* [Text block]:
____________

Then there’s the young talent. With the introduction of the Teen Games in 2015, athletes start fitness sport younger.

While it has its pros and cons (about 34% of past teen athletes continued to compete in the Open five years later) early specialization can benefit the few who survive.

As far as the future goes, I think performance gains will inevitably slow like they do in all sports, but we certainly haven’t exhausted all possibilities.

05/22/2026

I used to think some athletes could completely eliminate aerobic training in the off-season.

Now I think in most cases that’s a mistake.

If you go full bodybuilding, powerbuilding, strongman, supertotal, etc then your training load is too low.

The gap between that training load and the training load you need to excel at a multiday comp gets too wide.

Multiday comps are a lot of work - now I keep that workload in mind at all times of the year.

Usually for athletes who need to get a lot stronger in the off-season, I’ll encourage them toward a separate session of Zone 2 most days of the week.

This preserves some cardiorespiratory fitness, keeps you in the habit of multiple bouts of work in a day, keeps your meal frequency up, all of which you need in-season.

05/21/2026

10-15% for males
13.5-18% for females

These are adapted from a profiling study “Physical and Physiological Characteristics of Elite CrossFit Athletes” by and colleagues. They also line up with what I see clinically.

Think of these ranges like a landmark. There will be more people in the ranges than outliers.

If you notice persistent hormonal imbalance, slow recovery, frequent injuries or infections, or reduced performance AND you’ve been leaner than this for months with a high training load - look at your energy balance. You probably need more food.

Above these ranges, the gymnastics is tougher than it needs to be.

These ranges allow most people to stay healthy while training a lot. And you’re prepared to perform across the demands of the sport.

05/20/2026

My framework for deciding training priorities:

1. Train what you’ve trained the least.

2. Train what you’re naturally the worst at.

3. Train what you respond the least to.

05/19/2026

Frequency is a bottleneck for training load.

I’ve walked many competitors through this.

At first, when I ask a competitor what they’ve tried to address their weakness, they tell me how much volume they do - in one session.

But when I ask how often they train it, I get similar answers.

Usually the athlete who trains more frequently, trains more.

Anyone can go hard or do a lot in one session.

____________

* [Given records]:
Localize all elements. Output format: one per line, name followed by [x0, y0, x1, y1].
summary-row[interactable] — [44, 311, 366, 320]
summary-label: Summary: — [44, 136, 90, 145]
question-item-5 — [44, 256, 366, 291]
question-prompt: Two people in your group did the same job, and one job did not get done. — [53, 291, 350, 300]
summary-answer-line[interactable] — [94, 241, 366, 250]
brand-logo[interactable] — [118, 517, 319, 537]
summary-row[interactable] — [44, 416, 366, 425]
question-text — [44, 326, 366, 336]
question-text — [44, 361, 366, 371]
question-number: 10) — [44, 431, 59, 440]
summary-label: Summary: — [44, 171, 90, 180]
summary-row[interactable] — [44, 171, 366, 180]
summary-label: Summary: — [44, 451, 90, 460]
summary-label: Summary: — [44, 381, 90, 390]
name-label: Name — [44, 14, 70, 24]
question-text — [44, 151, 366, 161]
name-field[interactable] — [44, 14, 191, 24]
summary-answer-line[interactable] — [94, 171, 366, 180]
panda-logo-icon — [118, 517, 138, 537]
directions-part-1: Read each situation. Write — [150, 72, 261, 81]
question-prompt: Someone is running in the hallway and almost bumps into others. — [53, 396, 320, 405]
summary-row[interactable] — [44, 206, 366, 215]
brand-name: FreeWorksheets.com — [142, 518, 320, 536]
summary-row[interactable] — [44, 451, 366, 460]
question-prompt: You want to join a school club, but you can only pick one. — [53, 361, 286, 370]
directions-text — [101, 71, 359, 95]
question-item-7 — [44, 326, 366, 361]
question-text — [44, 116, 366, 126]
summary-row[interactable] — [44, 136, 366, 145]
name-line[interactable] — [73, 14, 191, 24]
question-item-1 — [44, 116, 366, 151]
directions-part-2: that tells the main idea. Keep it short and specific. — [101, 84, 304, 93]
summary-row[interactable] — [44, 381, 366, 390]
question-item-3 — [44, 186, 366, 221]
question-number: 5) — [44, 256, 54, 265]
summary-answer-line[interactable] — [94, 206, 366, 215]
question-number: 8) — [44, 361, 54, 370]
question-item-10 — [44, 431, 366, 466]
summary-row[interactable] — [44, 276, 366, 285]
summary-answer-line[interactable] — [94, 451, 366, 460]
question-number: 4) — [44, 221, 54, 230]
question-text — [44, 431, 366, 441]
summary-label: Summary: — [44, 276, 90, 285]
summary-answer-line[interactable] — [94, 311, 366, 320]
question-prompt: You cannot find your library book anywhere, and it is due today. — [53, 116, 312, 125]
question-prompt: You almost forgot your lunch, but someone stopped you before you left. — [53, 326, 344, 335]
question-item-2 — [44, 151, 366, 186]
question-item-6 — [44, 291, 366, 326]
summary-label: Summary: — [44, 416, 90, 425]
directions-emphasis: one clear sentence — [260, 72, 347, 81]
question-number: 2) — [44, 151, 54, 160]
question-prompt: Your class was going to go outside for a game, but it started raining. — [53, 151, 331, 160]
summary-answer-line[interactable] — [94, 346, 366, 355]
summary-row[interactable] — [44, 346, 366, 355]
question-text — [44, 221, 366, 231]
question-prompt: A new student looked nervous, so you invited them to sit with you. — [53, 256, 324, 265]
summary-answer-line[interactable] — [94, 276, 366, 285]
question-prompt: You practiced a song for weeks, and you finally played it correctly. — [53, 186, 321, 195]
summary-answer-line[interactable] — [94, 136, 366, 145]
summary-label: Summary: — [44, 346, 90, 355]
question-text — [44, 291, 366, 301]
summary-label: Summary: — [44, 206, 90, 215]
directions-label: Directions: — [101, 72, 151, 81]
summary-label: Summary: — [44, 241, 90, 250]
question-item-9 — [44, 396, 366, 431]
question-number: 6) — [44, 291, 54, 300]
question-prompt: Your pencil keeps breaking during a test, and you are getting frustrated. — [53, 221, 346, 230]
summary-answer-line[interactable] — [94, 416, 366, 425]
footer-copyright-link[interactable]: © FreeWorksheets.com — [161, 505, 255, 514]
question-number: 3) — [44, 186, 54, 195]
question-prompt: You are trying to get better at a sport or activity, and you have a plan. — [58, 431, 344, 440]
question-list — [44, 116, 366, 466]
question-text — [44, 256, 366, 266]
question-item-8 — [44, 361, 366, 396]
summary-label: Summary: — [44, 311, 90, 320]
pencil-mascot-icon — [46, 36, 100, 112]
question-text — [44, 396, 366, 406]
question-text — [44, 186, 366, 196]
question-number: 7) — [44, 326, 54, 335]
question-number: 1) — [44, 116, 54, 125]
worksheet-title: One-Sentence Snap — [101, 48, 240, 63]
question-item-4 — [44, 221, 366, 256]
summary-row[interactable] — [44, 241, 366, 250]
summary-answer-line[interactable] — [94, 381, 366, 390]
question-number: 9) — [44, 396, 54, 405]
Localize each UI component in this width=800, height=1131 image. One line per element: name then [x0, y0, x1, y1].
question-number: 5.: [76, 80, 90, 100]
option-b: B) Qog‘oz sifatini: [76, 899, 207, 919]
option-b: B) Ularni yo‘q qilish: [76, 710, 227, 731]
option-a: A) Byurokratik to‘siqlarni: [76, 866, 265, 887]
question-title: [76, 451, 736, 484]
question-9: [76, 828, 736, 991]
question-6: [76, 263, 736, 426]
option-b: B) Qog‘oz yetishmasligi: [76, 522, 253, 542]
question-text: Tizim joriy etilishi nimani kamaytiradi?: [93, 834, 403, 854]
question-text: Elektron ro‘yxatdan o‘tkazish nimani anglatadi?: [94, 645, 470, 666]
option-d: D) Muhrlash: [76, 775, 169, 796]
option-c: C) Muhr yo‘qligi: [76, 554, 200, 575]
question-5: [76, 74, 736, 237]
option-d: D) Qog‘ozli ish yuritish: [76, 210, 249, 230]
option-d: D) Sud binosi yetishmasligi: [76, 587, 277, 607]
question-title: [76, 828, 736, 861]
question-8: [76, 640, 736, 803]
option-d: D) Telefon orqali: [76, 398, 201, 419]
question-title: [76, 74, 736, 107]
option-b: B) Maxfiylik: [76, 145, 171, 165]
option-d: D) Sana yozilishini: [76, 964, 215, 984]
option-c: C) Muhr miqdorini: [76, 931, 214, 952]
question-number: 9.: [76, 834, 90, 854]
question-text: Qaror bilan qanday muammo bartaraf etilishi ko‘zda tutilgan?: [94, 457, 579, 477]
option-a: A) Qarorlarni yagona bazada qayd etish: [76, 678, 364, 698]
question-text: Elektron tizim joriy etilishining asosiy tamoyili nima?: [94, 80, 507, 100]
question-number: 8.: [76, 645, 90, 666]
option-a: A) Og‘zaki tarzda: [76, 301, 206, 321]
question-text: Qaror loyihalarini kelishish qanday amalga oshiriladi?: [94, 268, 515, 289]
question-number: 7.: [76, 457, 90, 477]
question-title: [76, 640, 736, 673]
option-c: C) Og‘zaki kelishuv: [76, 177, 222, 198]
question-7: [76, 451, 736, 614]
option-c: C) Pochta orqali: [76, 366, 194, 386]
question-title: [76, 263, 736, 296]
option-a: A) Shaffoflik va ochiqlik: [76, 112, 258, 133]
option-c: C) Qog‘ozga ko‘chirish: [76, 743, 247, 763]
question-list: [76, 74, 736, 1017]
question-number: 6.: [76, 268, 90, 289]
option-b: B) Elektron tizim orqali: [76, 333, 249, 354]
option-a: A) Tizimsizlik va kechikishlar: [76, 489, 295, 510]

____________

In the fitness training notes, revise the passage that opens with "This preserves some" and closes with "ranges than outliers." by putting "reference point" in place of "landmark". The material comes from a separate source.

* [Written response]:
This preserves some cardiorespiratory fitness, keeps you in the habit of multiple bouts of work in a day, keeps your meal frequency up, all of which you need in-season.

05/21/2026

10-15% for males
13.5-18% for females

These are adapted from a profiling study “Physical and Physiological Characteristics of Elite CrossFit Athletes” by and colleagues. They also line up with what I see clinically.

Think of these ranges like a reference point. There will be more people in the ranges than outliers.